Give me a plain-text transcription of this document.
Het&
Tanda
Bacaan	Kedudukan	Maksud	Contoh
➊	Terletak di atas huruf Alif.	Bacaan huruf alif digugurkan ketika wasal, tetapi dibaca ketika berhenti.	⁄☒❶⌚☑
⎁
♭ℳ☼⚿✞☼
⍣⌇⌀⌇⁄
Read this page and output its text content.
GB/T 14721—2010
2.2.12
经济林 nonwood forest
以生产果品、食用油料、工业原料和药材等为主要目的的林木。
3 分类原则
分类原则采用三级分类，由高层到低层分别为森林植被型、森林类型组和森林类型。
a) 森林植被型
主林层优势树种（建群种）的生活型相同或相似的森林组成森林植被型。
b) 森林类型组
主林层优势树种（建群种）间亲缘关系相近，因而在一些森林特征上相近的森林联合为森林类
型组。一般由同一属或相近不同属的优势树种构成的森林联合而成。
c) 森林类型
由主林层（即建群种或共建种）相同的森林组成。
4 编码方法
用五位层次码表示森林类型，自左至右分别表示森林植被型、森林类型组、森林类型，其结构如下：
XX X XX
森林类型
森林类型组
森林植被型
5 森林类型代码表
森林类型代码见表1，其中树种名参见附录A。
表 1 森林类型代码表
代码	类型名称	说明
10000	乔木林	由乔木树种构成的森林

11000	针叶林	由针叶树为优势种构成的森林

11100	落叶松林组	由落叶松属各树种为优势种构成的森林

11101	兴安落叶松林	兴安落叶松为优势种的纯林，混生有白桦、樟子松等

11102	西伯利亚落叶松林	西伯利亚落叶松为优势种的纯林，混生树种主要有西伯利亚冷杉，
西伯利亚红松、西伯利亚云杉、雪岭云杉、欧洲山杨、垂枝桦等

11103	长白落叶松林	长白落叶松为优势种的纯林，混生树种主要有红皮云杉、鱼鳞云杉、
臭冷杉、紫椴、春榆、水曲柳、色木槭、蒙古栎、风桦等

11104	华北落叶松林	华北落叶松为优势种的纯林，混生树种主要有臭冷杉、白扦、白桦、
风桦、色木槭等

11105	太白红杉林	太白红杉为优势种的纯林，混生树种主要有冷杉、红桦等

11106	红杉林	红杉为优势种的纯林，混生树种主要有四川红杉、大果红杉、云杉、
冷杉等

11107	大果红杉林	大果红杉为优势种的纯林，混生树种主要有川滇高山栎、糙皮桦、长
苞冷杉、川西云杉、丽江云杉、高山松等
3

== GOAL ==
Show every line of the listing in which the string "text" can be found.

== RESPONSE BELOW ==
Give me a plain-text transcription of this document.
Read this page and output its text content.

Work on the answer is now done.